>> Begin Extracted data

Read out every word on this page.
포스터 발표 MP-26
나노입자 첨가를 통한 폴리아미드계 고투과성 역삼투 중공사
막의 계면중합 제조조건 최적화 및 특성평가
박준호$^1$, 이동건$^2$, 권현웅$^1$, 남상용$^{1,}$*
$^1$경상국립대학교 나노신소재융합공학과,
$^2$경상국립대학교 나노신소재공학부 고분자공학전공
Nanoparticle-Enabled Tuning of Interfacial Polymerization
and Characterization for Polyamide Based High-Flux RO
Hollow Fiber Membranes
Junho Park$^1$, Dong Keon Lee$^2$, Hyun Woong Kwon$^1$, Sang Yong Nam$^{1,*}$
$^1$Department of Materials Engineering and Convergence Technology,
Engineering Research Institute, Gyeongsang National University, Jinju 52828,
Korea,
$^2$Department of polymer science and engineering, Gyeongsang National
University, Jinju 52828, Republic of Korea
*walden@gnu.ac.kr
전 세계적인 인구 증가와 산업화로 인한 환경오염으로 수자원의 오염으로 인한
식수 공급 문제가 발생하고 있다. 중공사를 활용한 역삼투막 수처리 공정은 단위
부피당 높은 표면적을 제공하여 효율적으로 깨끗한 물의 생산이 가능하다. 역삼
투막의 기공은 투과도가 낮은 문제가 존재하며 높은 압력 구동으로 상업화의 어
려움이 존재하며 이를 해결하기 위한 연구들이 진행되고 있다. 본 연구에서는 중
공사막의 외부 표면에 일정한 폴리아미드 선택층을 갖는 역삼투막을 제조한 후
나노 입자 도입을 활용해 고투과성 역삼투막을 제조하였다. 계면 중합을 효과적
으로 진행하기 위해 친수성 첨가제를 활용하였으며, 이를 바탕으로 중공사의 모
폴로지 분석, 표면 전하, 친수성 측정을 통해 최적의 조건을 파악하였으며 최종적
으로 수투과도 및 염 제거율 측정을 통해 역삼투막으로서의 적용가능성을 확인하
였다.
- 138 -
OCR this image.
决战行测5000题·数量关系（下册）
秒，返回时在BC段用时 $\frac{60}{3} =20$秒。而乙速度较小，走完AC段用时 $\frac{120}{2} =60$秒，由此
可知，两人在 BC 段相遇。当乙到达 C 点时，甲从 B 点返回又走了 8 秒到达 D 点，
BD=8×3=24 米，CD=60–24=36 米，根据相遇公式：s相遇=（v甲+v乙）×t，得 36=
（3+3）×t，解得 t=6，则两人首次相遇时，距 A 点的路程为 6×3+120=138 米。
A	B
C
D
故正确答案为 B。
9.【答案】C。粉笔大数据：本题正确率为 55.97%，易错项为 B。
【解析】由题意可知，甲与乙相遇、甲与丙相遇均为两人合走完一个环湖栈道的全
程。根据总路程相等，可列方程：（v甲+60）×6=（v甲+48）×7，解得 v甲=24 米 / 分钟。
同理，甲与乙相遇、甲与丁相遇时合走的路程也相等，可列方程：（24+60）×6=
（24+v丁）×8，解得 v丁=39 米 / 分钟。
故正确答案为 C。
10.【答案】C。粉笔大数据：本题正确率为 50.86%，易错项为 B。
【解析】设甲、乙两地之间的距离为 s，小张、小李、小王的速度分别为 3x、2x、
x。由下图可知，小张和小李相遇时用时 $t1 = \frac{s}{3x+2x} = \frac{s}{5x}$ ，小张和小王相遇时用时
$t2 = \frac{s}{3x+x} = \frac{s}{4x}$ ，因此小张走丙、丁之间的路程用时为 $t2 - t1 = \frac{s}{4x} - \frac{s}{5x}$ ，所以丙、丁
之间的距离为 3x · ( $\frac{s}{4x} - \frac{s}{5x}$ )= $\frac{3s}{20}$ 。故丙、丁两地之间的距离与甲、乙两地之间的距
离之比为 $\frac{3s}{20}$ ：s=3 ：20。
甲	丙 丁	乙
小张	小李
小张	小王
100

>> End Extracted data

● **Problem**
Write out the entries in full, exactly as given.

● **Output of the exercise**
Read out every word on this page.
포스터 발표 MP-26
나노입자 첨가를 통한 폴리아미드계 고투과성 역삼투 중공사
막의 계면중합 제조조건 최적화 및 특성평가
박준호$^1$, 이동건$^2$, 권현웅$^1$, 남상용$^{1,}$*
$^1$경상국립대학교 나노신소재융합공학과,
$^2$경상국립대학교 나노신소재공학부 고분자공학전공
Nanoparticle-Enabled Tuning of Interfacial Polymerization
and Characterization for Polyamide Based High-Flux RO
Hollow Fiber Membranes
Junho Park$^1$, Dong Keon Lee$^2$, Hyun Woong Kwon$^1$, Sang Yong Nam$^{1,*}$
$^1$Department of Materials Engineering and Convergence Technology,
Engineering Research Institute, Gyeongsang National University, Jinju 52828,
Korea,
$^2$Department of polymer science and engineering, Gyeongsang National
University, Jinju 52828, Republic of Korea
*walden@gnu.ac.kr
전 세계적인 인구 증가와 산업화로 인한 환경오염으로 수자원의 오염으로 인한
식수 공급 문제가 발생하고 있다. 중공사를 활용한 역삼투막 수처리 공정은 단위
부피당 높은 표면적을 제공하여 효율적으로 깨끗한 물의 생산이 가능하다. 역삼
투막의 기공은 투과도가 낮은 문제가 존재하며 높은 압력 구동으로 상업화의 어
려움이 존재하며 이를 해결하기 위한 연구들이 진행되고 있다. 본 연구에서는 중
공사막의 외부 표면에 일정한 폴리아미드 선택층을 갖는 역삼투막을 제조한 후
나노 입자 도입을 활용해 고투과성 역삼투막을 제조하였다. 계면 중합을 효과적
으로 진행하기 위해 친수성 첨가제를 활용하였으며, 이를 바탕으로 중공사의 모
폴로지 분석, 표면 전하, 친수성 측정을 통해 최적의 조건을 파악하였으며 최종적
으로 수투과도 및 염 제거율 측정을 통해 역삼투막으로서의 적용가능성을 확인하
였다.
- 138 -
OCR this image.
决战行测5000题·数量关系（下册）
秒，返回时在BC段用时 $\frac{60}{3} =20$秒。而乙速度较小，走完AC段用时 $\frac{120}{2} =60$秒，由此
可知，两人在 BC 段相遇。当乙到达 C 点时，甲从 B 点返回又走了 8 秒到达 D 点，
BD=8×3=24 米，CD=60–24=36 米，根据相遇公式：s相遇=（v甲+v乙）×t，得 36=
（3+3）×t，解得 t=6，则两人首次相遇时，距 A 点的路程为 6×3+120=138 米。
A	B
C
D
故正确答案为 B。
9.【答案】C。粉笔大数据：本题正确率为 55.97%，易错项为 B。
【解析】由题意可知，甲与乙相遇、甲与丙相遇均为两人合走完一个环湖栈道的全
程。根据总路程相等，可列方程：（v甲+60）×6=（v甲+48）×7，解得 v甲=24 米 / 分钟。
同理，甲与乙相遇、甲与丁相遇时合走的路程也相等，可列方程：（24+60）×6=
（24+v丁）×8，解得 v丁=39 米 / 分钟。
故正确答案为 C。
10.【答案】C。粉笔大数据：本题正确率为 50.86%，易错项为 B。
【解析】设甲、乙两地之间的距离为 s，小张、小李、小王的速度分别为 3x、2x、
x。由下图可知，小张和小李相遇时用时 $t1 = \frac{s}{3x+2x} = \frac{s}{5x}$ ，小张和小王相遇时用时
$t2 = \frac{s}{3x+x} = \frac{s}{4x}$ ，因此小张走丙、丁之间的路程用时为 $t2 - t1 = \frac{s}{4x} - \frac{s}{5x}$ ，所以丙、丁
之间的距离为 3x · ( $\frac{s}{4x} - \frac{s}{5x}$ )= $\frac{3s}{20}$ 。故丙、丁两地之间的距离与甲、乙两地之间的距
离之比为 $\frac{3s}{20}$ ：s=3 ：20。
甲	丙 丁	乙
小张	小李
小张	小王
100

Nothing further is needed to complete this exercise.